Extracted data entries:
******************************

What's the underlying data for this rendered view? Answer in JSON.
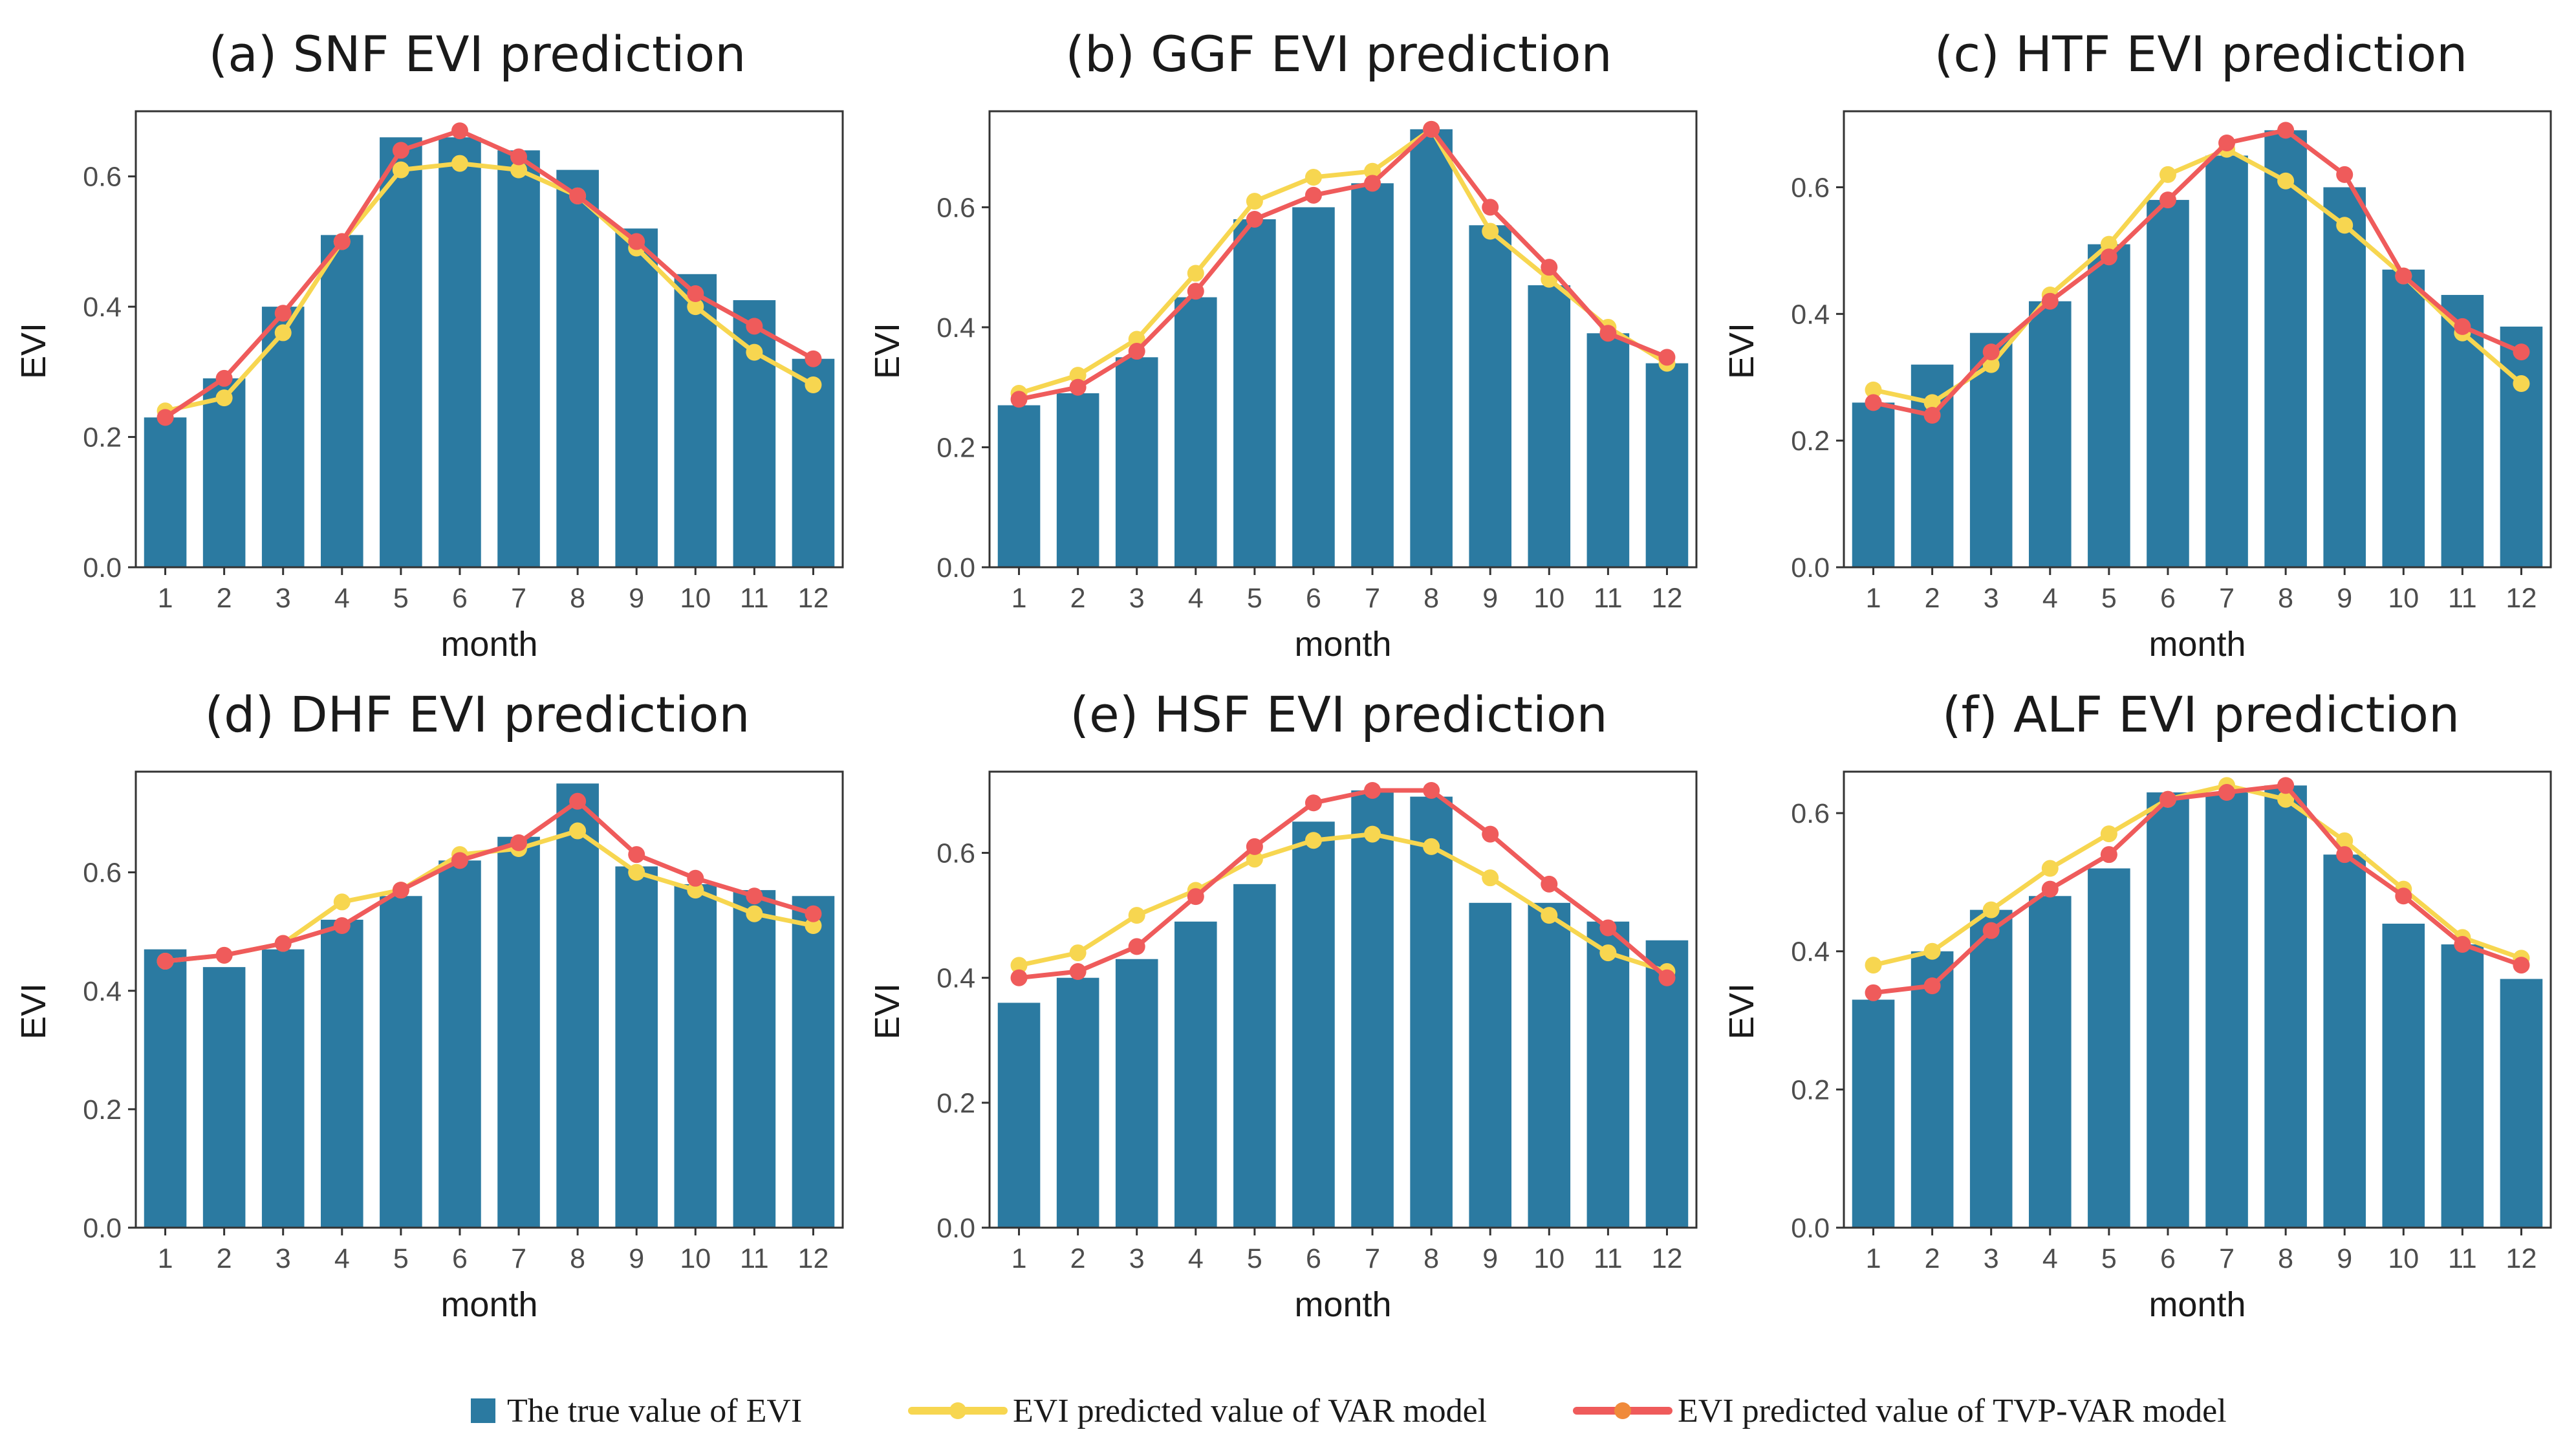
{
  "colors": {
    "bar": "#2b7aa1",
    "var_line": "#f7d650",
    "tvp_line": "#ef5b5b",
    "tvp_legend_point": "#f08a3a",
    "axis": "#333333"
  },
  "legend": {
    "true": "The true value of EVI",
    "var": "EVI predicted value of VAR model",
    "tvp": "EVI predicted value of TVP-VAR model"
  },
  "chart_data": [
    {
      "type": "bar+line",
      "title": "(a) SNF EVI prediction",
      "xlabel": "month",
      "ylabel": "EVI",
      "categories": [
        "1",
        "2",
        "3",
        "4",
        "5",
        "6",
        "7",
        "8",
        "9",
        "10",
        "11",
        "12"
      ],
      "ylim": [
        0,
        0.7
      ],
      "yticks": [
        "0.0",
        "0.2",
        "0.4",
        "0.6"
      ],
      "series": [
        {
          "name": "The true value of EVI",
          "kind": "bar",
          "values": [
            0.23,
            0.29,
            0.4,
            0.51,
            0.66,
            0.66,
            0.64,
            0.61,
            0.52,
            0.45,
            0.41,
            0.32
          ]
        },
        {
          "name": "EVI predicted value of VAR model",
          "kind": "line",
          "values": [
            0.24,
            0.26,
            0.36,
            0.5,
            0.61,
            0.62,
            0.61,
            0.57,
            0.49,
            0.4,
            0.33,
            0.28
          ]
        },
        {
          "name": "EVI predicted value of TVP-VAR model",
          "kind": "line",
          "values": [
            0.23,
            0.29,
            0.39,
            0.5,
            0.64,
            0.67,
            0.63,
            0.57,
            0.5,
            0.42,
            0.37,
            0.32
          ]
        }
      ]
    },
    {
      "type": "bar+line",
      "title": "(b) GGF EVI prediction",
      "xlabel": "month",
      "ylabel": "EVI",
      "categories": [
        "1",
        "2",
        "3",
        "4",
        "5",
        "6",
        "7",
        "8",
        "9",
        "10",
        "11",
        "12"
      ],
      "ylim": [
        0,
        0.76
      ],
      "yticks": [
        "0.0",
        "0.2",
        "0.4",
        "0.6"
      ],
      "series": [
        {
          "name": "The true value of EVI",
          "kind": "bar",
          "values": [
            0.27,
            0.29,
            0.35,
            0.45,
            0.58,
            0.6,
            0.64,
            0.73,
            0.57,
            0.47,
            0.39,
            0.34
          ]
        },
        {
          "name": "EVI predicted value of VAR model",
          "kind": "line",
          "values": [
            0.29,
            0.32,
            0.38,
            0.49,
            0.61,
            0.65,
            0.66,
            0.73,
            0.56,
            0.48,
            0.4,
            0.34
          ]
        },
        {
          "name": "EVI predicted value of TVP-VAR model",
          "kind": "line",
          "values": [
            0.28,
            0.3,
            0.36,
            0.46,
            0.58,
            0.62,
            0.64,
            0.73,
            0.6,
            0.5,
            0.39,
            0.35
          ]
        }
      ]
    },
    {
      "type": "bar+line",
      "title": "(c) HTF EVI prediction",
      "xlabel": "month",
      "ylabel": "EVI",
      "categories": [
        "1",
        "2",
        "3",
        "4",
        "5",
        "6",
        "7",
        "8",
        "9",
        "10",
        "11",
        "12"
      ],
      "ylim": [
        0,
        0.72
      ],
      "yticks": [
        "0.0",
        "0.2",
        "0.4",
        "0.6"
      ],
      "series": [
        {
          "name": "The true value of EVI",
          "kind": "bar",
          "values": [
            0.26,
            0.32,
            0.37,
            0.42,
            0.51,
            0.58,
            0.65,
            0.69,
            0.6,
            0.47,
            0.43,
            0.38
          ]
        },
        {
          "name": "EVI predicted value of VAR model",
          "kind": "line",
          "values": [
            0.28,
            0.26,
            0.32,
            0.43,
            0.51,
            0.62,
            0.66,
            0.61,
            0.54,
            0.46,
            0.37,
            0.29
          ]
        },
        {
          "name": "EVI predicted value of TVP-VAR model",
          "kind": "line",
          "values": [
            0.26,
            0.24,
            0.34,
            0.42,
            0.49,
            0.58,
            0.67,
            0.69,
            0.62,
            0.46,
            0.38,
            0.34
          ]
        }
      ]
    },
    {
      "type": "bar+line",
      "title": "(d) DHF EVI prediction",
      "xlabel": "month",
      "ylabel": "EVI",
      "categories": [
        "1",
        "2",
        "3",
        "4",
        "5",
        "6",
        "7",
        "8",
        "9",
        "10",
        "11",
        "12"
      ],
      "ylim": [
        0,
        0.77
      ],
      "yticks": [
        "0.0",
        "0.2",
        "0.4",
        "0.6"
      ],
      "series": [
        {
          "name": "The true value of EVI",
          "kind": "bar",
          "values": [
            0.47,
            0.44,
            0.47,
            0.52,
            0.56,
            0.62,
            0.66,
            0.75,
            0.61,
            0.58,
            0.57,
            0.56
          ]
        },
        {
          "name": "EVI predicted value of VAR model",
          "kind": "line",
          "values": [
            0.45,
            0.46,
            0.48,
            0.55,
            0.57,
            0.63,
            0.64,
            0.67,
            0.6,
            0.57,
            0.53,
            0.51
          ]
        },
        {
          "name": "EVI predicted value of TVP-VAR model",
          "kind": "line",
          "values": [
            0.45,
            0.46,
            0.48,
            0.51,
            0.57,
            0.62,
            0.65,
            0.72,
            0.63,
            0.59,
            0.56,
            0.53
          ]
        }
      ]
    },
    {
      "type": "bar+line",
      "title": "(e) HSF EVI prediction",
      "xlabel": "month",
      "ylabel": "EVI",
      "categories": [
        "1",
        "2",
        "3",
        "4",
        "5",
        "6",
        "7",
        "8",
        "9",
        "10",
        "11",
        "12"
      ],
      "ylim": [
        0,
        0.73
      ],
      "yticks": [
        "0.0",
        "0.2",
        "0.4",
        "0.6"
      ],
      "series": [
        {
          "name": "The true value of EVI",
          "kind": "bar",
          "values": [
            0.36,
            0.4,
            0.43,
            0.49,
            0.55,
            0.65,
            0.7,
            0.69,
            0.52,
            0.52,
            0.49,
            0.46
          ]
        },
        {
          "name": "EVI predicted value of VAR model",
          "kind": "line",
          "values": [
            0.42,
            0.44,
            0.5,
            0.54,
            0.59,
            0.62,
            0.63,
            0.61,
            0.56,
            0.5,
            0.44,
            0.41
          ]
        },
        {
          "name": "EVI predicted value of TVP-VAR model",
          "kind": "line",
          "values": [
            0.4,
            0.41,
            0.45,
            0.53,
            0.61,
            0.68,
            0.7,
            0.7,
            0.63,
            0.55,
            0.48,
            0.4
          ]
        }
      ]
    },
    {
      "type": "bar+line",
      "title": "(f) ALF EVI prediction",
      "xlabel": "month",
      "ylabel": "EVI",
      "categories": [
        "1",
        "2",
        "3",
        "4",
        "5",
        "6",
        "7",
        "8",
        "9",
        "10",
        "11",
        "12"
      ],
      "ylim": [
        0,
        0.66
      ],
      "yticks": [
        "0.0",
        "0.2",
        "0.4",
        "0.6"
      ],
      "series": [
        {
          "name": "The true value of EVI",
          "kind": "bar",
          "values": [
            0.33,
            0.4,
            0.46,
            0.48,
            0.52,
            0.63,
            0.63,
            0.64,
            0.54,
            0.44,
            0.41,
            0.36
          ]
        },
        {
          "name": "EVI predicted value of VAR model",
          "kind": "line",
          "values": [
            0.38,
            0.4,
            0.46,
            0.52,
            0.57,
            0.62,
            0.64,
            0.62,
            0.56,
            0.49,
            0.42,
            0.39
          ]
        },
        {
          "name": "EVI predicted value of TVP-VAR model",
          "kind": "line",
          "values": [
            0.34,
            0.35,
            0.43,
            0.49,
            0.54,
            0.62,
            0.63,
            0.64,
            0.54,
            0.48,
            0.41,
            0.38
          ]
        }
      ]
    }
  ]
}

******************************

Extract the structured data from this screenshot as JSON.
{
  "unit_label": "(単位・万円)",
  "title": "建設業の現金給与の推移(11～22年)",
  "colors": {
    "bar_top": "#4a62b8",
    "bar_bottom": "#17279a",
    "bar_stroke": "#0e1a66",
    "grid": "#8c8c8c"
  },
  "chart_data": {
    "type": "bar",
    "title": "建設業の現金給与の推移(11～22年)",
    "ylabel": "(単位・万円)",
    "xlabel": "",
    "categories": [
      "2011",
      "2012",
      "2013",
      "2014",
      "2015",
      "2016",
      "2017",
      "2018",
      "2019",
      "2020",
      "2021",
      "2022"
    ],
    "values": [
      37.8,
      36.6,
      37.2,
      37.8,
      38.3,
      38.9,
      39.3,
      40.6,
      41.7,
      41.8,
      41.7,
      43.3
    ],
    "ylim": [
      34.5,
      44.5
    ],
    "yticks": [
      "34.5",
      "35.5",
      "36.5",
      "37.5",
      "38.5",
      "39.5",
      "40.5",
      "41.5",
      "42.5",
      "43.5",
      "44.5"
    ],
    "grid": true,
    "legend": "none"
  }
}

******************************

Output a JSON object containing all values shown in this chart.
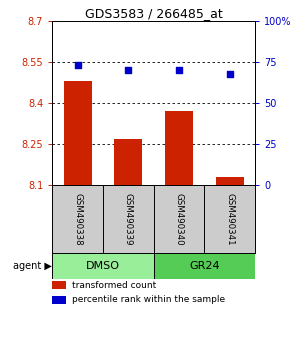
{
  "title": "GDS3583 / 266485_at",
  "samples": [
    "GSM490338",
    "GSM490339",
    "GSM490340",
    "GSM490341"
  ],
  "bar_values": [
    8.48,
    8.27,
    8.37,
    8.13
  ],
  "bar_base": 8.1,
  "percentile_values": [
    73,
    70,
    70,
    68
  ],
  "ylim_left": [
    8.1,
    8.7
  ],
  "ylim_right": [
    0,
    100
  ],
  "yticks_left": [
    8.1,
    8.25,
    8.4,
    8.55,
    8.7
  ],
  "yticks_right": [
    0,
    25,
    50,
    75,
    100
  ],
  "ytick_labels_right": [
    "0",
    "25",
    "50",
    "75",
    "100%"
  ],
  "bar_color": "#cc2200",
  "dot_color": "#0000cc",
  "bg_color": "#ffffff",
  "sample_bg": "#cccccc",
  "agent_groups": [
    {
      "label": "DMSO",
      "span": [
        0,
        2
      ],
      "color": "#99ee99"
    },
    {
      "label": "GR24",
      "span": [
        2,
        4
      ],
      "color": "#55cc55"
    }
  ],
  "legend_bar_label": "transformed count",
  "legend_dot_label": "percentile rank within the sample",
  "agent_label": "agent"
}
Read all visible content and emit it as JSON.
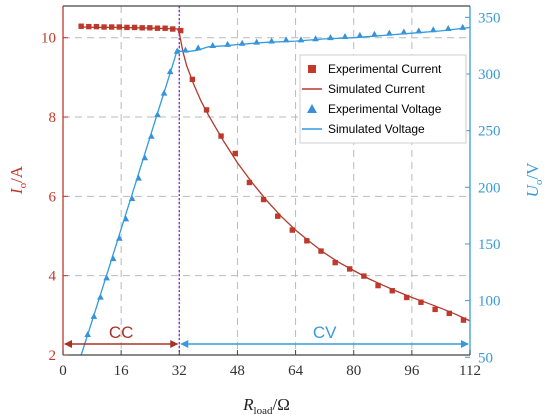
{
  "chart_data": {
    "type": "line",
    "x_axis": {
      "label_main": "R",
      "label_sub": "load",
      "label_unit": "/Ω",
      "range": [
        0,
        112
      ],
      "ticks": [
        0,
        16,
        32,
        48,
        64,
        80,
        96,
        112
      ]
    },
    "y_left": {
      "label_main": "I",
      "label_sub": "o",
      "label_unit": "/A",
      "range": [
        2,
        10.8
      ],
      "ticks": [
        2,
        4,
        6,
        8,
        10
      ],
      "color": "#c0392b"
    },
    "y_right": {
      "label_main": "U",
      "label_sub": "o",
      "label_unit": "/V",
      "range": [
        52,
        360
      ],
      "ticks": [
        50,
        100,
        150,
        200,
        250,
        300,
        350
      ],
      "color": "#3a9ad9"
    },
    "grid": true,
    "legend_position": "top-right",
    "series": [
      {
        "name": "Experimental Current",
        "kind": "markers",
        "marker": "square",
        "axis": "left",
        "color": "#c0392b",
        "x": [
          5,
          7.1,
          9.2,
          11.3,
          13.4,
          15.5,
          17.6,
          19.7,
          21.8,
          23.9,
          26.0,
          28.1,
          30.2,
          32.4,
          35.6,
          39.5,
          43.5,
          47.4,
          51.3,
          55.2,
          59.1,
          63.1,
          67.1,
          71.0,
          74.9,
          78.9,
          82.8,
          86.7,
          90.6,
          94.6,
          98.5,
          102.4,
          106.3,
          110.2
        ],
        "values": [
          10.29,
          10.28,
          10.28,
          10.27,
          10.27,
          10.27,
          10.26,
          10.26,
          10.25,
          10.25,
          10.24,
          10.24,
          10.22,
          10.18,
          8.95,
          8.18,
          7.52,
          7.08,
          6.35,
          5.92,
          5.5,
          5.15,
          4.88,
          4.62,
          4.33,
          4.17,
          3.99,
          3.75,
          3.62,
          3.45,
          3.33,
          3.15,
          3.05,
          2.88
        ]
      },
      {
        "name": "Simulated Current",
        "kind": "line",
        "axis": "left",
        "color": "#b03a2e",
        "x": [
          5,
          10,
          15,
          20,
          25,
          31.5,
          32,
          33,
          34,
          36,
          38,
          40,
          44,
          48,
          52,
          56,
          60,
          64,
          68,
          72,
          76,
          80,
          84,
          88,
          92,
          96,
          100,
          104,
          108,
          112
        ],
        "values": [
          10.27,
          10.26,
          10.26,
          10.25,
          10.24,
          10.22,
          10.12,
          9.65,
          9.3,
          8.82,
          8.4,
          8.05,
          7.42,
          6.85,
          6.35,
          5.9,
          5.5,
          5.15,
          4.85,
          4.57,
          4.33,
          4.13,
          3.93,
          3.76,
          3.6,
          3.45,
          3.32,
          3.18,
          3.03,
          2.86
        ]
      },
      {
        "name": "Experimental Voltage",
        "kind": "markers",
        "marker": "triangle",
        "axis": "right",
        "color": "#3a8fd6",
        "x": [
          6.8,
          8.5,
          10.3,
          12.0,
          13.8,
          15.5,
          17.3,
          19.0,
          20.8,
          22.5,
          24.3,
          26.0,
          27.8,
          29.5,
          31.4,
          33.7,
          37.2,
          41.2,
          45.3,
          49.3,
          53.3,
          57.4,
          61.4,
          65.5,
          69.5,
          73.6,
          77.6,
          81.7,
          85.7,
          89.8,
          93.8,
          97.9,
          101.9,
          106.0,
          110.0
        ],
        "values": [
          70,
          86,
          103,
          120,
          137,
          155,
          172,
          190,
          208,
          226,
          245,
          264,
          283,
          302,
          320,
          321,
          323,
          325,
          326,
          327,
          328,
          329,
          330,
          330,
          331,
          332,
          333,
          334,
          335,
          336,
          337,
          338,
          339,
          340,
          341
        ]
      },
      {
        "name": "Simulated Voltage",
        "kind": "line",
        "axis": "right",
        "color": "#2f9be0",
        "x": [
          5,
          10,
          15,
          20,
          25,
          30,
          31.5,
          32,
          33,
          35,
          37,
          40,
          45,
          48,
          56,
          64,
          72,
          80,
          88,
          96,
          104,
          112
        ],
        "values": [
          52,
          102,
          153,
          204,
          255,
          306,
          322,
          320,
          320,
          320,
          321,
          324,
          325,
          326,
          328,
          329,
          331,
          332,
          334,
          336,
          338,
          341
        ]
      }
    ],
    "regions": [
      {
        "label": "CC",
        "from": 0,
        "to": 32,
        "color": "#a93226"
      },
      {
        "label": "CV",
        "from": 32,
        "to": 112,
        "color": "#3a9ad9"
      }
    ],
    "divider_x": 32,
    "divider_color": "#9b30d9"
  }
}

******************************

Task statement: Search the lines above for the string "this" and copy each line that has it.

Correct answer:
What's the underlying data for this rendered view? Answer in JSON.
Extract the structured data from this screenshot as JSON.
Output a JSON object containing all values shown in this chart.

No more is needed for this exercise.